Copy all lines in which the word "label" can be found.
--- Begin MATERIAL PROVIDED ---
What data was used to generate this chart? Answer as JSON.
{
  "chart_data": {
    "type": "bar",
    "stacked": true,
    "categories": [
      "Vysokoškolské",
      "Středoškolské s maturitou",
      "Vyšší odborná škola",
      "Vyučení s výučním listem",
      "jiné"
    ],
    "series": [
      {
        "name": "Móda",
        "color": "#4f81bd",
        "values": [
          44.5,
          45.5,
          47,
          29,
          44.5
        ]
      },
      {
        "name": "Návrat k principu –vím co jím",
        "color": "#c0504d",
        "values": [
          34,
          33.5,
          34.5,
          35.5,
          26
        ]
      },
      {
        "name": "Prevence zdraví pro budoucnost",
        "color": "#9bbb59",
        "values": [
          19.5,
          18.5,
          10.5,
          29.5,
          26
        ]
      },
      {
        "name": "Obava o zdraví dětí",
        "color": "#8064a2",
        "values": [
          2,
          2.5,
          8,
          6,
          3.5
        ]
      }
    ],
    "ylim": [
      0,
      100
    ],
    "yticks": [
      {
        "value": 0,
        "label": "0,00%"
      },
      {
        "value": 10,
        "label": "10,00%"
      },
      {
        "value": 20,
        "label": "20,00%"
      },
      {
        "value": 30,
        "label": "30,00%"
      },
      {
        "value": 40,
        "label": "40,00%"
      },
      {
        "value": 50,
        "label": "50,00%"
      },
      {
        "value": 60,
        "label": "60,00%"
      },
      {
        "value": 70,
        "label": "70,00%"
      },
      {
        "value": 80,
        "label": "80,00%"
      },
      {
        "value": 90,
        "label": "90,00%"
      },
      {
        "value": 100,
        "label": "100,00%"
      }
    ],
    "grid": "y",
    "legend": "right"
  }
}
--- End MATERIAL PROVIDED ---
FULL RESPONSE =
        "label": "0,00%"
        "label": "10,00%"
        "label": "20,00%"
        "label": "30,00%"
        "label": "40,00%"
        "label": "50,00%"
        "label": "60,00%"
        "label": "70,00%"
        "label": "80,00%"
        "label": "90,00%"
        "label": "100,00%"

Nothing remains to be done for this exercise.